━━ 本文 ━━

医療過誤訴訟の平均審理期間は25月、最高裁が報告書を発表
医療過誤訴訟の平均審理期間は25・1月・・最高裁が「裁判の迅速化に係る検証に関する報告書」を発表しています。
この報告書は、裁判の迅速化に関する法律が平成15年に施行されて以来、同法8条1項に基づいて、裁判の迅速に関する検証を行っているもの。「概況編」と「社会的要因編」の2分冊になっています。
平成17年、平成19年、平成21年、平成23年に続いて、今回が既に5回目の報告ということになります。
この最高裁の第5回報告書においても、医療過誤訴訟は13ページを割いて分析を試みています。
目次
◆ 平均審理期間
まず冒頭で指摘したように、医療過誤訴訟の平均審理期間は2年強。民事一審訴訟の平均審理期間が8・9月ですから約3倍になります。
1993年(平成5年)には42・3月もかかっていましたから、かなり短縮されてきたといえるでしょう。
2003年(平成15年)に28月と初めて30月を切りました。
そして2006年(平成18年)に25・5月になって以降は、25月前後で推移していますから、おおむね医療過誤訴訟の平均審理期間は定まったという感がします。
◆ 事件数
事件数(新受件数)も、私が弁護士登録した1995年(平成7年)には483件でしたが、その後年々増加。
2004年(平成16年)には1089件と初めて1000件を超えました。
しかしその後は減少に転じており、2009年(平成21年)からは700件台で推移し、2012年(平成24年)も770件にとどまりました。

━━━
━━ 提供資料 ━━

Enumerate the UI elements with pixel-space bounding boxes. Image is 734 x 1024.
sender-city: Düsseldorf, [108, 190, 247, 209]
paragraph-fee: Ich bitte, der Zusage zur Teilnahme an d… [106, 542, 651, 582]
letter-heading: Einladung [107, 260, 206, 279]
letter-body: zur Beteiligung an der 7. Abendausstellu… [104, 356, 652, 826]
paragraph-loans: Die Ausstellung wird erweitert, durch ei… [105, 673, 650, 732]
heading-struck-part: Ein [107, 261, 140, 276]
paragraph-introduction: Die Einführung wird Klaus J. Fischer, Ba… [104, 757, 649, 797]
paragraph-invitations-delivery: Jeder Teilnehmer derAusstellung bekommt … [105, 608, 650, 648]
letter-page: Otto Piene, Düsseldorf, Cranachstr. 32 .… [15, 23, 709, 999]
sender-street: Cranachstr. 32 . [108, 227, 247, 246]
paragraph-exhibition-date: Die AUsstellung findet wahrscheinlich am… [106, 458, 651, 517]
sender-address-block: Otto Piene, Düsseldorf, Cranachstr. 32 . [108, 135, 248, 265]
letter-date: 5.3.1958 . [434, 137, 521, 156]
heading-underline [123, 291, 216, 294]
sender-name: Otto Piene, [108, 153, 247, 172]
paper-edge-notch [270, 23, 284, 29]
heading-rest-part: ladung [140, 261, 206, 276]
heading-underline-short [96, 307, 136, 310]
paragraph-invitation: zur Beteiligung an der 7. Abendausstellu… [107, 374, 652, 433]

━━━

▸ **課題**:
本文のうち、「2003年(平成15年)に28月と初めて30月を切りました。」を含む箇所から「も770件にとどまりました。」までを、一字一句変えずに書き写すこと。 本文の記述のみを根拠とすること。

▸ **解答**:
2003年(平成15年)に28月と初めて30月を切りました。
そして2006年(平成18年)に25・5月になって以降は、25月前後で推移していますから、おおむね医療過誤訴訟の平均審理期間は定まったという感がします。
◆ 事件数
事件数(新受件数)も、私が弁護士登録した1995年(平成7年)には483件でしたが、その後年々増加。
2004年(平成16年)には1089件と初めて1000件を超えました。
しかしその後は減少に転じており、2009年(平成21年)からは700件台で推移し、2012年(平成24年)も770件にとどまりました。